Stored items from a collection
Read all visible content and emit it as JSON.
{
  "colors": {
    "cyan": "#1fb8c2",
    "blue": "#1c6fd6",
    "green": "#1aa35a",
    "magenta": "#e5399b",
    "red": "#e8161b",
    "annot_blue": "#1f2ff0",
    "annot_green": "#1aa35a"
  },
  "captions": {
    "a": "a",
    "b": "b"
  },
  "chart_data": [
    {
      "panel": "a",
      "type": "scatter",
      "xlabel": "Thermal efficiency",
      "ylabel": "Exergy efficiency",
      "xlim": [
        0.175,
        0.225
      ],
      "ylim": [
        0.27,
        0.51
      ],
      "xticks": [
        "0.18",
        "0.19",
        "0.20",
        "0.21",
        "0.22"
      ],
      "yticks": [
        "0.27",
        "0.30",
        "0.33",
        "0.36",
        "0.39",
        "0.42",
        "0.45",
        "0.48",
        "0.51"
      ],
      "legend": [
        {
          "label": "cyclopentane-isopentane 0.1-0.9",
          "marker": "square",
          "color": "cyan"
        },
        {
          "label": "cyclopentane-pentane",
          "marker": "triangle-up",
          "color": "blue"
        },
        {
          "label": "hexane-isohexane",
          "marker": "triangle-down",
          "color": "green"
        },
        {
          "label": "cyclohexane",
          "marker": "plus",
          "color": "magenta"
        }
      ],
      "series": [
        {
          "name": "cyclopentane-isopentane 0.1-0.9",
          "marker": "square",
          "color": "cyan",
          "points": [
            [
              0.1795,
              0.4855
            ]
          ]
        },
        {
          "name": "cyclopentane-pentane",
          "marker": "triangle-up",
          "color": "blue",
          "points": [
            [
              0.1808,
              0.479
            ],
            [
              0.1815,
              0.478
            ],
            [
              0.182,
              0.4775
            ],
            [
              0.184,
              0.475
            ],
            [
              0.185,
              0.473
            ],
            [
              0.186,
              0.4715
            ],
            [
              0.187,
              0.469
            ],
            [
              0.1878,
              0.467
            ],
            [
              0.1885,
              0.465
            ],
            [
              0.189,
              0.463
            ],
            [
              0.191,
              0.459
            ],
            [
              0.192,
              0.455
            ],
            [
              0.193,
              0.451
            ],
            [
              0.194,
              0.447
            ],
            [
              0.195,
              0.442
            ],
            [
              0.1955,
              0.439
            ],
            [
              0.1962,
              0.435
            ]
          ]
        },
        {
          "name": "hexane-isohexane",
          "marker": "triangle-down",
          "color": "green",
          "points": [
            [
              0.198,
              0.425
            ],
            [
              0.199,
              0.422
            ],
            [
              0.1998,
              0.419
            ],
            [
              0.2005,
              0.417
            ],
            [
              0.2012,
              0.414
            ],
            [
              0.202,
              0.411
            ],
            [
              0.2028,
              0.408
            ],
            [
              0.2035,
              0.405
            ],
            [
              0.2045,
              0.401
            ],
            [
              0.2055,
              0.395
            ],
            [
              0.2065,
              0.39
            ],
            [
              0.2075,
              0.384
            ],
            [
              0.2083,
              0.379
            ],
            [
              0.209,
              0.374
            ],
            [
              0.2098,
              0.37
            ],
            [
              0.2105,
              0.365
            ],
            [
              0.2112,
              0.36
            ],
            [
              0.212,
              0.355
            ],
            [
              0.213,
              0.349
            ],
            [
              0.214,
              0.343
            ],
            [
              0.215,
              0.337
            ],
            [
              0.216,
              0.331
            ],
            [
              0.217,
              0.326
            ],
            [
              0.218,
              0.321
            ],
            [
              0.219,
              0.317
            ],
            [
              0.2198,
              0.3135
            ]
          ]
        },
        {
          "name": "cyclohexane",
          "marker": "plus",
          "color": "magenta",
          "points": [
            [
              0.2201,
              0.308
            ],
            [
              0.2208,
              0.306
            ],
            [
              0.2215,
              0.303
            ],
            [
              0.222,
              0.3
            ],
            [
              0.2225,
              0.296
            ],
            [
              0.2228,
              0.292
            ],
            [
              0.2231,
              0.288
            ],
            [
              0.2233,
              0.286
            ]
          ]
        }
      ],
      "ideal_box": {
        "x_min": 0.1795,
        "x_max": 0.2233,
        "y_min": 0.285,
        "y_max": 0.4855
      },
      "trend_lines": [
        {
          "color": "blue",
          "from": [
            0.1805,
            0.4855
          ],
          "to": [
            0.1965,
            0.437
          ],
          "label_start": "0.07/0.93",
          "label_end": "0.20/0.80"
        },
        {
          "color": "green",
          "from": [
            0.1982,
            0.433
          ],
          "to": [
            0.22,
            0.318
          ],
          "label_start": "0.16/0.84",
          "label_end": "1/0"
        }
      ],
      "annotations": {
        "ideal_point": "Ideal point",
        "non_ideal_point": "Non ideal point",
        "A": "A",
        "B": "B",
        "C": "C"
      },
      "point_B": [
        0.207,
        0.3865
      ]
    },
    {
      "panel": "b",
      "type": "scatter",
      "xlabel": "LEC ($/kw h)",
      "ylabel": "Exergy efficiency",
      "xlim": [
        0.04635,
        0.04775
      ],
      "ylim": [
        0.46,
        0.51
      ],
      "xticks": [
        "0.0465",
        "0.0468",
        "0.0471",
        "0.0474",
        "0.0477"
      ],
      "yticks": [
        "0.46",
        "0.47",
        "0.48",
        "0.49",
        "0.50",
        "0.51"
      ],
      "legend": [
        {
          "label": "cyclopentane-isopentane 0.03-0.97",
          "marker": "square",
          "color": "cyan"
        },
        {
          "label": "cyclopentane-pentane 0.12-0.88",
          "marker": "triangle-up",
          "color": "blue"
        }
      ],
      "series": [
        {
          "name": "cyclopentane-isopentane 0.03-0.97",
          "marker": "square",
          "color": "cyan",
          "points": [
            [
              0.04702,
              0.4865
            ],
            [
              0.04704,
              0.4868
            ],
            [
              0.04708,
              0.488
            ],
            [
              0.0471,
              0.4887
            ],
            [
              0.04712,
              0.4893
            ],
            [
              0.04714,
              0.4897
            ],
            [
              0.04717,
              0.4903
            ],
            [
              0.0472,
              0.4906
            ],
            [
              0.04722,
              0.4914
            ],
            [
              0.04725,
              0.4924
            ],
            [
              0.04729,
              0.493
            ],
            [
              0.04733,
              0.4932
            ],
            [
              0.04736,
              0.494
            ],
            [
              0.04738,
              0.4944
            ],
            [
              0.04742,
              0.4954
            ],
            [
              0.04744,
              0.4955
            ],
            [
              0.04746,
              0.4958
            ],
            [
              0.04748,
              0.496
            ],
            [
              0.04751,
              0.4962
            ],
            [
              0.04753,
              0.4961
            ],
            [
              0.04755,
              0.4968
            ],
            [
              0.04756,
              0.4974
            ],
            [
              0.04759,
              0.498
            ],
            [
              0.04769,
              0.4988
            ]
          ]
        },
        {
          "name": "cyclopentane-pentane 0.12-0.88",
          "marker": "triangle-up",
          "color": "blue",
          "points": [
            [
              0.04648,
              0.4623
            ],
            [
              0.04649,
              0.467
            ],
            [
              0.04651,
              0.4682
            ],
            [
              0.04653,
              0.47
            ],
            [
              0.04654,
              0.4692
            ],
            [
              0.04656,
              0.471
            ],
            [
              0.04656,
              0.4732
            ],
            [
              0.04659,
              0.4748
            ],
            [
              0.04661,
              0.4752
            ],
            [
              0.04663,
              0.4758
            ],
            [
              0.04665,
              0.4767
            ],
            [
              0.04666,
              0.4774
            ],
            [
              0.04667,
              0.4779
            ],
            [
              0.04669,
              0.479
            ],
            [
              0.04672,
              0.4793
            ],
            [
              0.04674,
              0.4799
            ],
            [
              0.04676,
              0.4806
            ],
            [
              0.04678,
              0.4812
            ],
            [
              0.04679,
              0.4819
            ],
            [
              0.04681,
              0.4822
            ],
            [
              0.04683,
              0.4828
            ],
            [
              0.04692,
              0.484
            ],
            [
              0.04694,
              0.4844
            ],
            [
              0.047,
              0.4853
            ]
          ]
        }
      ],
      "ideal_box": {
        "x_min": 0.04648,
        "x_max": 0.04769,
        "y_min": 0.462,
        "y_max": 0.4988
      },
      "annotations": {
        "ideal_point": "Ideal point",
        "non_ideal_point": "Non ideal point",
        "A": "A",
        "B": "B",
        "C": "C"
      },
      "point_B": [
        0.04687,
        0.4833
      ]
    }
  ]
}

Directive: Copy out each line of the entries that holds "xlabel".

Completed task:
      "xlabel": "Thermal efficiency",
      "xlabel": "LEC ($/kw h)",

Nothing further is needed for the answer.